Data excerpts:

---+---

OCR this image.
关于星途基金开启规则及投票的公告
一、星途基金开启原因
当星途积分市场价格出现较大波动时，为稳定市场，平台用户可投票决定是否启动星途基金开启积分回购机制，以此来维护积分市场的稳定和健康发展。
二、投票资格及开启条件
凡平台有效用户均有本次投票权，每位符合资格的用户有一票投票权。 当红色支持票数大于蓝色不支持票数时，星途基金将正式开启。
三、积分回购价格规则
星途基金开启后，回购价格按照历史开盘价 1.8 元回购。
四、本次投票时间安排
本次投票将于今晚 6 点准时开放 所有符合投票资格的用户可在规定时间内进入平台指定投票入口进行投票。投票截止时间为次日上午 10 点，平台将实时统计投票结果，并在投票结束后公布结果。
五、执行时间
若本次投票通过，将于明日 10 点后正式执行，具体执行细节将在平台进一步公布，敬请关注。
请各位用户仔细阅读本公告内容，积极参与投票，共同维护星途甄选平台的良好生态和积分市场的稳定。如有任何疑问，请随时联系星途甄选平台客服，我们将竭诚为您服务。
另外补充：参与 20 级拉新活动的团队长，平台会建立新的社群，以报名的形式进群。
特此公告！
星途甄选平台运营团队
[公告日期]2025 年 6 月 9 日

---+---

• OBJECTIVE:
Return each entry from above without altering a single character.

• FULL OUTPUT:
OCR this image.
关于星途基金开启规则及投票的公告
一、星途基金开启原因
当星途积分市场价格出现较大波动时，为稳定市场，平台用户可投票决定是否启动星途基金开启积分回购机制，以此来维护积分市场的稳定和健康发展。
二、投票资格及开启条件
凡平台有效用户均有本次投票权，每位符合资格的用户有一票投票权。 当红色支持票数大于蓝色不支持票数时，星途基金将正式开启。
三、积分回购价格规则
星途基金开启后，回购价格按照历史开盘价 1.8 元回购。
四、本次投票时间安排
本次投票将于今晚 6 点准时开放 所有符合投票资格的用户可在规定时间内进入平台指定投票入口进行投票。投票截止时间为次日上午 10 点，平台将实时统计投票结果，并在投票结束后公布结果。
五、执行时间
若本次投票通过，将于明日 10 点后正式执行，具体执行细节将在平台进一步公布，敬请关注。
请各位用户仔细阅读本公告内容，积极参与投票，共同维护星途甄选平台的良好生态和积分市场的稳定。如有任何疑问，请随时联系星途甄选平台客服，我们将竭诚为您服务。
另外补充：参与 20 级拉新活动的团队长，平台会建立新的社群，以报名的形式进群。
特此公告！
星途甄选平台运营团队
[公告日期]2025 年 6 月 9 日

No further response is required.